**STATED TASK**
Give the number of lines that include the string "часто", nothing more.

**DATA LINES**
^^^^

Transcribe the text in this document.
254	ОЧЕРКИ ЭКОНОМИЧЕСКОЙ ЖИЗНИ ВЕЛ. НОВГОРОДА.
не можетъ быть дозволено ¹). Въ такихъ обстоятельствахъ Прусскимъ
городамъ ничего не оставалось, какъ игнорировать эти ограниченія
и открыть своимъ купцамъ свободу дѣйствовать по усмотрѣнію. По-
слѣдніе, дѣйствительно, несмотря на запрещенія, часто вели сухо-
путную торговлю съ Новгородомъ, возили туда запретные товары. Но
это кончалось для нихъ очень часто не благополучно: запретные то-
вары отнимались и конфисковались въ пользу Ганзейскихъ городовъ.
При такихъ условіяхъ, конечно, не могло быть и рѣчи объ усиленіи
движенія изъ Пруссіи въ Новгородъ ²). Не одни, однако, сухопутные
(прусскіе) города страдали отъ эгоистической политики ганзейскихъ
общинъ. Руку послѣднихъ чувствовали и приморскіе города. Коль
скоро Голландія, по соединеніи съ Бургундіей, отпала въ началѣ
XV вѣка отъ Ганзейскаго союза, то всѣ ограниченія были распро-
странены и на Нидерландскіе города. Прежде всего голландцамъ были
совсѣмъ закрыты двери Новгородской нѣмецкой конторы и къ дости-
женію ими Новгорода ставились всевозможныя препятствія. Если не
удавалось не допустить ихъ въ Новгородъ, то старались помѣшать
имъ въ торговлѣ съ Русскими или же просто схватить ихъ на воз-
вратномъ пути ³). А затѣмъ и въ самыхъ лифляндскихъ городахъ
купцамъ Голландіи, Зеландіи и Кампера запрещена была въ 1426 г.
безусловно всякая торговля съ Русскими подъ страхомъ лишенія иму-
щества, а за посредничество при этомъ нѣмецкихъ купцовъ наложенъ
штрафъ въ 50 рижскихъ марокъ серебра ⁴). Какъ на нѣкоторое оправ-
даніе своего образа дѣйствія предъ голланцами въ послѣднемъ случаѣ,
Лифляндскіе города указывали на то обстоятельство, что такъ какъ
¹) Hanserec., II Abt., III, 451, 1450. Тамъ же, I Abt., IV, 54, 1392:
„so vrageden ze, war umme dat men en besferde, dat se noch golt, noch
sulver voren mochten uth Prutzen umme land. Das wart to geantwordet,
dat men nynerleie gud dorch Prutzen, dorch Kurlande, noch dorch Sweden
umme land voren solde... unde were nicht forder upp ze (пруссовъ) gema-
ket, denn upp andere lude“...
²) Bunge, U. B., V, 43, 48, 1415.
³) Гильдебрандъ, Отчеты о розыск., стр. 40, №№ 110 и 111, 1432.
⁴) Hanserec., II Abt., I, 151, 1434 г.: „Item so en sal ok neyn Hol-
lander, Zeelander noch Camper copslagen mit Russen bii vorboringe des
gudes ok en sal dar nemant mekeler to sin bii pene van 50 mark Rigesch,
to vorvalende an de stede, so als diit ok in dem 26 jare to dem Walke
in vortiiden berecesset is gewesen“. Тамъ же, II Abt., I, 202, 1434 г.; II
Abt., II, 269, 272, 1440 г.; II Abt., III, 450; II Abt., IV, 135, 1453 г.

^^^^

**TASK RESULT**
2